*GOAL*
Make an exact copy of all the entries below, with the pictures left out.

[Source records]
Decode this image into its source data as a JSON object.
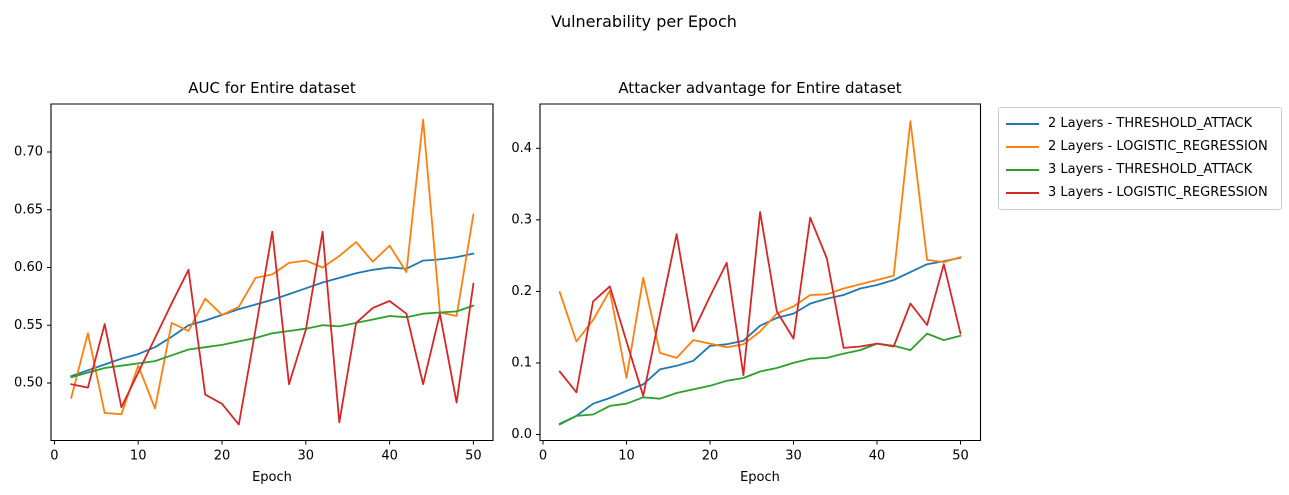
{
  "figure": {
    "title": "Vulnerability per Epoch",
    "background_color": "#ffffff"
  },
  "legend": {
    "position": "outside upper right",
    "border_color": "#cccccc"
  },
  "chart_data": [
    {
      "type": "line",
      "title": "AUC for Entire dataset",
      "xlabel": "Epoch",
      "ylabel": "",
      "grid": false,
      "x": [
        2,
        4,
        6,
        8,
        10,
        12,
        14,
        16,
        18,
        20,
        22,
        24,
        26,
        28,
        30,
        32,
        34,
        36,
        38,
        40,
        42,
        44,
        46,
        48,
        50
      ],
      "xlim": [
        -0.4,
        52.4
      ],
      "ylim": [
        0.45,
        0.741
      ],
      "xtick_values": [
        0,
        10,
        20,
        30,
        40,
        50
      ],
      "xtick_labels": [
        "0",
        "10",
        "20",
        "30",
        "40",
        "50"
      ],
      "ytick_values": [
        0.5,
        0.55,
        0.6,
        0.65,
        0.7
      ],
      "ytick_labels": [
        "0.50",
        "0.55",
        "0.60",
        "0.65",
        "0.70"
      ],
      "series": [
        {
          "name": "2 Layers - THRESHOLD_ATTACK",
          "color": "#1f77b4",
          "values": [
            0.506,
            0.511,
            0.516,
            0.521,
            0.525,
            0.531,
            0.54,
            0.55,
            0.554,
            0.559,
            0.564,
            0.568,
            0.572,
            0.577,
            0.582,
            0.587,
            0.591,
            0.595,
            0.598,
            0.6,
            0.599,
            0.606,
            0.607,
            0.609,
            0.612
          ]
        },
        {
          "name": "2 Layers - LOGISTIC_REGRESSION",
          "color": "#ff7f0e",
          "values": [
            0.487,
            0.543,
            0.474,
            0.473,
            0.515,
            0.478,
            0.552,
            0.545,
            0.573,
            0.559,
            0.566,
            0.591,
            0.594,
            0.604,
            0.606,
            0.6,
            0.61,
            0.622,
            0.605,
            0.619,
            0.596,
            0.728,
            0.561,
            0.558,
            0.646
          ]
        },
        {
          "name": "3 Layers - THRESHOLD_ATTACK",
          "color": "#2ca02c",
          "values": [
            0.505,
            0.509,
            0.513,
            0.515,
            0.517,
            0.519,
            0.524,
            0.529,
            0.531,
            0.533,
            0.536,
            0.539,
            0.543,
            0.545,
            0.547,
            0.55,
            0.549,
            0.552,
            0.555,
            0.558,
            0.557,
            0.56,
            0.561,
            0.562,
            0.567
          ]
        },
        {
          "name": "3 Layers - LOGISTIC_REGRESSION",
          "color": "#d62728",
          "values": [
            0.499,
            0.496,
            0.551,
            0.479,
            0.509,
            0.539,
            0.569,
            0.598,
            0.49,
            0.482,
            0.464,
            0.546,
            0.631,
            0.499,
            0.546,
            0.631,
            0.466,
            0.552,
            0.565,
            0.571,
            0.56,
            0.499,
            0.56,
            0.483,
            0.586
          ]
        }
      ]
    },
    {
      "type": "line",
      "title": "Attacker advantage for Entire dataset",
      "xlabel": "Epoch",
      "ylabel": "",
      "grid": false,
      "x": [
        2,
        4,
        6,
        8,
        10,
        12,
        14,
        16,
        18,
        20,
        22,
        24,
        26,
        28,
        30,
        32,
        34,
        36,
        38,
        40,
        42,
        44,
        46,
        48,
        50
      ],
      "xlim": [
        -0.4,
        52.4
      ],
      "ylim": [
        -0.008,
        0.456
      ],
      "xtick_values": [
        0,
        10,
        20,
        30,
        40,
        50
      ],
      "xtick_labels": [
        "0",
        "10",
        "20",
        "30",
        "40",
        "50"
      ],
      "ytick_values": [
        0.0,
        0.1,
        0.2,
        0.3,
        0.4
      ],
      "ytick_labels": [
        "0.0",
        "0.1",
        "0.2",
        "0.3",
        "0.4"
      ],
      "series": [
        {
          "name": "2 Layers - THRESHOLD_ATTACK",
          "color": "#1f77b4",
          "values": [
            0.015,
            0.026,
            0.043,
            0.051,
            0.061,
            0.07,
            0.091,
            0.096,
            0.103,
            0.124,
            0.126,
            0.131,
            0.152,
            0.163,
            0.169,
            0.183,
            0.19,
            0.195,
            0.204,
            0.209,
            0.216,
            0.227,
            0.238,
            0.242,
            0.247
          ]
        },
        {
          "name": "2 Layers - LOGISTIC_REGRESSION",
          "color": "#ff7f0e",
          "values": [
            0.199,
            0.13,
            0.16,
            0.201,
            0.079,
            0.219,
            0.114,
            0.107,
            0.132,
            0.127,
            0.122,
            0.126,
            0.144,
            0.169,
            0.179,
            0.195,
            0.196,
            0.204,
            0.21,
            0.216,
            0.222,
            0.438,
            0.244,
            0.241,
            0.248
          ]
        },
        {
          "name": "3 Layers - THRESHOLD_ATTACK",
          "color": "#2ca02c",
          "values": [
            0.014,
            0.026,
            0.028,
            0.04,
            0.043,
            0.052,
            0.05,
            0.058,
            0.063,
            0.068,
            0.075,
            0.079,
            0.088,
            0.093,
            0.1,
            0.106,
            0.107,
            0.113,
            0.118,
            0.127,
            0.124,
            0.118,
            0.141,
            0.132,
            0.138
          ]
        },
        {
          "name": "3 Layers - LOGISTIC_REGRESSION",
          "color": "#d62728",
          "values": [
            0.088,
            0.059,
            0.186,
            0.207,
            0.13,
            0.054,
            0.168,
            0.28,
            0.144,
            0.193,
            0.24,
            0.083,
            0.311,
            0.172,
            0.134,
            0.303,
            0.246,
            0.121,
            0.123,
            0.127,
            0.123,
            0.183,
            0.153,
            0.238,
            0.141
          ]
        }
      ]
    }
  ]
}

*EXERCISE ANSWER*
Decode this image into its source data as a JSON object.
{
  "figure": {
    "title": "Vulnerability per Epoch",
    "background_color": "#ffffff"
  },
  "legend": {
    "position": "outside upper right",
    "border_color": "#cccccc"
  },
  "chart_data": [
    {
      "type": "line",
      "title": "AUC for Entire dataset",
      "xlabel": "Epoch",
      "ylabel": "",
      "grid": false,
      "x": [
        2,
        4,
        6,
        8,
        10,
        12,
        14,
        16,
        18,
        20,
        22,
        24,
        26,
        28,
        30,
        32,
        34,
        36,
        38,
        40,
        42,
        44,
        46,
        48,
        50
      ],
      "xlim": [
        -0.4,
        52.4
      ],
      "ylim": [
        0.45,
        0.741
      ],
      "xtick_values": [
        0,
        10,
        20,
        30,
        40,
        50
      ],
      "xtick_labels": [
        "0",
        "10",
        "20",
        "30",
        "40",
        "50"
      ],
      "ytick_values": [
        0.5,
        0.55,
        0.6,
        0.65,
        0.7
      ],
      "ytick_labels": [
        "0.50",
        "0.55",
        "0.60",
        "0.65",
        "0.70"
      ],
      "series": [
        {
          "name": "2 Layers - THRESHOLD_ATTACK",
          "color": "#1f77b4",
          "values": [
            0.506,
            0.511,
            0.516,
            0.521,
            0.525,
            0.531,
            0.54,
            0.55,
            0.554,
            0.559,
            0.564,
            0.568,
            0.572,
            0.577,
            0.582,
            0.587,
            0.591,
            0.595,
            0.598,
            0.6,
            0.599,
            0.606,
            0.607,
            0.609,
            0.612
          ]
        },
        {
          "name": "2 Layers - LOGISTIC_REGRESSION",
          "color": "#ff7f0e",
          "values": [
            0.487,
            0.543,
            0.474,
            0.473,
            0.515,
            0.478,
            0.552,
            0.545,
            0.573,
            0.559,
            0.566,
            0.591,
            0.594,
            0.604,
            0.606,
            0.6,
            0.61,
            0.622,
            0.605,
            0.619,
            0.596,
            0.728,
            0.561,
            0.558,
            0.646
          ]
        },
        {
          "name": "3 Layers - THRESHOLD_ATTACK",
          "color": "#2ca02c",
          "values": [
            0.505,
            0.509,
            0.513,
            0.515,
            0.517,
            0.519,
            0.524,
            0.529,
            0.531,
            0.533,
            0.536,
            0.539,
            0.543,
            0.545,
            0.547,
            0.55,
            0.549,
            0.552,
            0.555,
            0.558,
            0.557,
            0.56,
            0.561,
            0.562,
            0.567
          ]
        },
        {
          "name": "3 Layers - LOGISTIC_REGRESSION",
          "color": "#d62728",
          "values": [
            0.499,
            0.496,
            0.551,
            0.479,
            0.509,
            0.539,
            0.569,
            0.598,
            0.49,
            0.482,
            0.464,
            0.546,
            0.631,
            0.499,
            0.546,
            0.631,
            0.466,
            0.552,
            0.565,
            0.571,
            0.56,
            0.499,
            0.56,
            0.483,
            0.586
          ]
        }
      ]
    },
    {
      "type": "line",
      "title": "Attacker advantage for Entire dataset",
      "xlabel": "Epoch",
      "ylabel": "",
      "grid": false,
      "x": [
        2,
        4,
        6,
        8,
        10,
        12,
        14,
        16,
        18,
        20,
        22,
        24,
        26,
        28,
        30,
        32,
        34,
        36,
        38,
        40,
        42,
        44,
        46,
        48,
        50
      ],
      "xlim": [
        -0.4,
        52.4
      ],
      "ylim": [
        -0.008,
        0.456
      ],
      "xtick_values": [
        0,
        10,
        20,
        30,
        40,
        50
      ],
      "xtick_labels": [
        "0",
        "10",
        "20",
        "30",
        "40",
        "50"
      ],
      "ytick_values": [
        0.0,
        0.1,
        0.2,
        0.3,
        0.4
      ],
      "ytick_labels": [
        "0.0",
        "0.1",
        "0.2",
        "0.3",
        "0.4"
      ],
      "series": [
        {
          "name": "2 Layers - THRESHOLD_ATTACK",
          "color": "#1f77b4",
          "values": [
            0.015,
            0.026,
            0.043,
            0.051,
            0.061,
            0.07,
            0.091,
            0.096,
            0.103,
            0.124,
            0.126,
            0.131,
            0.152,
            0.163,
            0.169,
            0.183,
            0.19,
            0.195,
            0.204,
            0.209,
            0.216,
            0.227,
            0.238,
            0.242,
            0.247
          ]
        },
        {
          "name": "2 Layers - LOGISTIC_REGRESSION",
          "color": "#ff7f0e",
          "values": [
            0.199,
            0.13,
            0.16,
            0.201,
            0.079,
            0.219,
            0.114,
            0.107,
            0.132,
            0.127,
            0.122,
            0.126,
            0.144,
            0.169,
            0.179,
            0.195,
            0.196,
            0.204,
            0.21,
            0.216,
            0.222,
            0.438,
            0.244,
            0.241,
            0.248
          ]
        },
        {
          "name": "3 Layers - THRESHOLD_ATTACK",
          "color": "#2ca02c",
          "values": [
            0.014,
            0.026,
            0.028,
            0.04,
            0.043,
            0.052,
            0.05,
            0.058,
            0.063,
            0.068,
            0.075,
            0.079,
            0.088,
            0.093,
            0.1,
            0.106,
            0.107,
            0.113,
            0.118,
            0.127,
            0.124,
            0.118,
            0.141,
            0.132,
            0.138
          ]
        },
        {
          "name": "3 Layers - LOGISTIC_REGRESSION",
          "color": "#d62728",
          "values": [
            0.088,
            0.059,
            0.186,
            0.207,
            0.13,
            0.054,
            0.168,
            0.28,
            0.144,
            0.193,
            0.24,
            0.083,
            0.311,
            0.172,
            0.134,
            0.303,
            0.246,
            0.121,
            0.123,
            0.127,
            0.123,
            0.183,
            0.153,
            0.238,
            0.141
          ]
        }
      ]
    }
  ]
}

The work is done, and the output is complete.